**GOAL OF THE EXERCISE:** Only lines holding the word "structured" should be copied from the material.

**DATASET EXCERPTS:**
## Start
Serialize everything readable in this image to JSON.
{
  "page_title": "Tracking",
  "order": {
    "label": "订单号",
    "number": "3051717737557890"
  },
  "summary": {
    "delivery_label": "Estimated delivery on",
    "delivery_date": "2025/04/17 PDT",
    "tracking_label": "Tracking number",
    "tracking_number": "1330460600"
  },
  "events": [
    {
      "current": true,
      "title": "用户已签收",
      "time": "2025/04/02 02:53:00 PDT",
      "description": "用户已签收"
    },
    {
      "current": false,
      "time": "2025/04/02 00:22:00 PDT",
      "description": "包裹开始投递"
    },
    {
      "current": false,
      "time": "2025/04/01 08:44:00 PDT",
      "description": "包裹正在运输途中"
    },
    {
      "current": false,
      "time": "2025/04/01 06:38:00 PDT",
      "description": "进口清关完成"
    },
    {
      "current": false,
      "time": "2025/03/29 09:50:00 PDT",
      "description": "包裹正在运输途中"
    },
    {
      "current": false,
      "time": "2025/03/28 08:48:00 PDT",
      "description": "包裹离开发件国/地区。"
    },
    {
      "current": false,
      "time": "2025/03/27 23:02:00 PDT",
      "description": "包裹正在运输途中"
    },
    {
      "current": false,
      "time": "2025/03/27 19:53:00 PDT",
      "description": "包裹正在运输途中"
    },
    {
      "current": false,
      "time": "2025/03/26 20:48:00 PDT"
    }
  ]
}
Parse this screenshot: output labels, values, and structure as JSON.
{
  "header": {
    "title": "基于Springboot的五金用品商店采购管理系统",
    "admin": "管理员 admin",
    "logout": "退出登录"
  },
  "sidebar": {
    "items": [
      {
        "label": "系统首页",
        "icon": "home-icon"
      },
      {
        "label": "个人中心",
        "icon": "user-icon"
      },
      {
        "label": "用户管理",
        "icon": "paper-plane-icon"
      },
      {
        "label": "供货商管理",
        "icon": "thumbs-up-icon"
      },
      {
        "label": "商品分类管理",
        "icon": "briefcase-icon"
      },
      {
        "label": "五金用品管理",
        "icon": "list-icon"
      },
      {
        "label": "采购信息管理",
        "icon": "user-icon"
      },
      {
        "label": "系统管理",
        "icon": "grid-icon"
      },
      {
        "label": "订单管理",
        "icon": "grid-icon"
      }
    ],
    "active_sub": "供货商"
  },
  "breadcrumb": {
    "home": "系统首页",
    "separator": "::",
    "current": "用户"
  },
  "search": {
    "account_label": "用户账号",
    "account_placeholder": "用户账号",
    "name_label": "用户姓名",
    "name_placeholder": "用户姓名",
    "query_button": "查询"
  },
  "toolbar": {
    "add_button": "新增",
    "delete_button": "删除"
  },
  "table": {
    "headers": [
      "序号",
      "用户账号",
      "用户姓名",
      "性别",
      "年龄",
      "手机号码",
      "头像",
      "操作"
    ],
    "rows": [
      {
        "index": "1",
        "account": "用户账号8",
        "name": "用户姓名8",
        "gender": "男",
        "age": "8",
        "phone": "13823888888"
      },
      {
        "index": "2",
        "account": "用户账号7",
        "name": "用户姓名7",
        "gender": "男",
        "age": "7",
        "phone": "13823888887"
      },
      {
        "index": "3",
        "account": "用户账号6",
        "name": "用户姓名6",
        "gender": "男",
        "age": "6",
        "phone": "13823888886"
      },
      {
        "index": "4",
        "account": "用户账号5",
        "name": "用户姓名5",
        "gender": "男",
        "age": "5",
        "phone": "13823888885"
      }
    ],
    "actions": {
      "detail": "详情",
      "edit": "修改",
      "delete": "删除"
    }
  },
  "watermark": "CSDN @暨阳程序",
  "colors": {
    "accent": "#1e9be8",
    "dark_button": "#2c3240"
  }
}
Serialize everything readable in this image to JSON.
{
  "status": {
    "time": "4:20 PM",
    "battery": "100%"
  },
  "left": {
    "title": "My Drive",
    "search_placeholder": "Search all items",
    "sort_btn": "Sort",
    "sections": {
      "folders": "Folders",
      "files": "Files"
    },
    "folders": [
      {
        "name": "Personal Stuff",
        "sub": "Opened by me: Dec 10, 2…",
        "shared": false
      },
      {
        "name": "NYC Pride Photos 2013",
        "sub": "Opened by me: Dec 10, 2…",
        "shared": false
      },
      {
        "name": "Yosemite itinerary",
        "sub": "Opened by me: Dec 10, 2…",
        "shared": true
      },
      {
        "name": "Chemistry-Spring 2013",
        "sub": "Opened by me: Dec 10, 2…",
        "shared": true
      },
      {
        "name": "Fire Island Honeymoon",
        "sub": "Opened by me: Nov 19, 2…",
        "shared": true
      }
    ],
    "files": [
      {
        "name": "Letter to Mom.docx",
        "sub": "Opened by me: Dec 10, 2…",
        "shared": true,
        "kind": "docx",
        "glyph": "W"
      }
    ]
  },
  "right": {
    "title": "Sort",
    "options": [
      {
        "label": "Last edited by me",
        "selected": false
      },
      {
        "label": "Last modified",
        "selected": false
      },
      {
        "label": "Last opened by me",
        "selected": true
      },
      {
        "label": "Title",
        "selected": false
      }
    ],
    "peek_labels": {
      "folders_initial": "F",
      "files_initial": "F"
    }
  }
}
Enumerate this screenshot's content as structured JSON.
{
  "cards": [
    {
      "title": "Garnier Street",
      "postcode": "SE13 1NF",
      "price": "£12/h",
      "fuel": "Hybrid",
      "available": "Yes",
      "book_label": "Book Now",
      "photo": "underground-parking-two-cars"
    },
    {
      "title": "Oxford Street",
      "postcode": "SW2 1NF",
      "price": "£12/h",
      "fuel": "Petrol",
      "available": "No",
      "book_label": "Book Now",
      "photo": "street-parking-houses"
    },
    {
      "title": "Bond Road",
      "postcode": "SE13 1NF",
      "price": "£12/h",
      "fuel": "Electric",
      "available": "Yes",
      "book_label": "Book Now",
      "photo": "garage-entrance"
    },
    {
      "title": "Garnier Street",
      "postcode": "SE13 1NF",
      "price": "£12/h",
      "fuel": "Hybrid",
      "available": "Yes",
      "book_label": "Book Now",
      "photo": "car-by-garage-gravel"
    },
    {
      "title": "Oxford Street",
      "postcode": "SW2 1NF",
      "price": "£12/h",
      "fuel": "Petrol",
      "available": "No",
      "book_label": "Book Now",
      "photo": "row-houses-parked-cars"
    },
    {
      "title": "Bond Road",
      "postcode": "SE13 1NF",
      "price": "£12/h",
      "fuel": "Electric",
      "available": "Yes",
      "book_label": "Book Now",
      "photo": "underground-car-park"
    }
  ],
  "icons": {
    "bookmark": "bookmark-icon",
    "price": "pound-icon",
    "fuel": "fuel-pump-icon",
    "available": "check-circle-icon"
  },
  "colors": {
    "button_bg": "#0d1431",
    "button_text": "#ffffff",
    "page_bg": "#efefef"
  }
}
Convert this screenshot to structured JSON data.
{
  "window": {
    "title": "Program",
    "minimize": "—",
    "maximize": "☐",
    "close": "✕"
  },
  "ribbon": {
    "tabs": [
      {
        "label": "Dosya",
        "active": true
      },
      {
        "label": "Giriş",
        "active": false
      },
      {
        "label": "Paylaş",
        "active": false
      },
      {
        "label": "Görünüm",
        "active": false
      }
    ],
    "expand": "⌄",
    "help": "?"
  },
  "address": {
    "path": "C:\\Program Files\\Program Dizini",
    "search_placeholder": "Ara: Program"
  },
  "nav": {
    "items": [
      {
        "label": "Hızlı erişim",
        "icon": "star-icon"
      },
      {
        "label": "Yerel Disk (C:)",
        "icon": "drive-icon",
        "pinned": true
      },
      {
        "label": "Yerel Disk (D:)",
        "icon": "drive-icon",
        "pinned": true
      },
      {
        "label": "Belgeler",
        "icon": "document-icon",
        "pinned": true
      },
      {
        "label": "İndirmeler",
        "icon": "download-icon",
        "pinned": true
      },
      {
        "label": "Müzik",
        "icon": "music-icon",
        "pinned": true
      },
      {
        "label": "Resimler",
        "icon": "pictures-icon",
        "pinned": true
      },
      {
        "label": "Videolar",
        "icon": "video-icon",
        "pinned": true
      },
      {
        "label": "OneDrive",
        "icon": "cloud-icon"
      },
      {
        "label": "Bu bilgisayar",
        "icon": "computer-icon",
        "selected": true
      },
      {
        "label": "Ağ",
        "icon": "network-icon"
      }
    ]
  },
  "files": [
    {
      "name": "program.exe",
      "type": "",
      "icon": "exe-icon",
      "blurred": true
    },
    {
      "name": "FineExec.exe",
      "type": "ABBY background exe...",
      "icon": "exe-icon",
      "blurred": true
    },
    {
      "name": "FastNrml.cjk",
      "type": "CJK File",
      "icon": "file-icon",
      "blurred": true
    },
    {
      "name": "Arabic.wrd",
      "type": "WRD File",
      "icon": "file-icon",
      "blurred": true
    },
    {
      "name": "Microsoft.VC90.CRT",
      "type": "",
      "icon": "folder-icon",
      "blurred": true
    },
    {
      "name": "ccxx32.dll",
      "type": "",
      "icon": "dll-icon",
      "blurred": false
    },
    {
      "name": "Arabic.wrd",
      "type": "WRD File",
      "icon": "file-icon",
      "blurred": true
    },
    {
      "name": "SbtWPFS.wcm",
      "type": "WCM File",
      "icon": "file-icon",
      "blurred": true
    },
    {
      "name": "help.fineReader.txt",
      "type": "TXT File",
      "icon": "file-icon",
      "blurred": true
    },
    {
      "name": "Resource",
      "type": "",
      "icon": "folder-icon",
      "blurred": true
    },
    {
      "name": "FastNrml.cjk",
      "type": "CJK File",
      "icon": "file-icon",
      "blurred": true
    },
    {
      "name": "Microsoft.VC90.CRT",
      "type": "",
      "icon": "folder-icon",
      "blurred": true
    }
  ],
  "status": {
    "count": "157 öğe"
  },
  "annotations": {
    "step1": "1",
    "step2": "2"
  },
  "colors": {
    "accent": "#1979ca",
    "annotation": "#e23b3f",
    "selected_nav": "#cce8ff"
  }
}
## End
**SOLUTION FOR THIS TASK:**
Enumerate this screenshot's content as structured JSON.
Convert this screenshot to structured JSON data.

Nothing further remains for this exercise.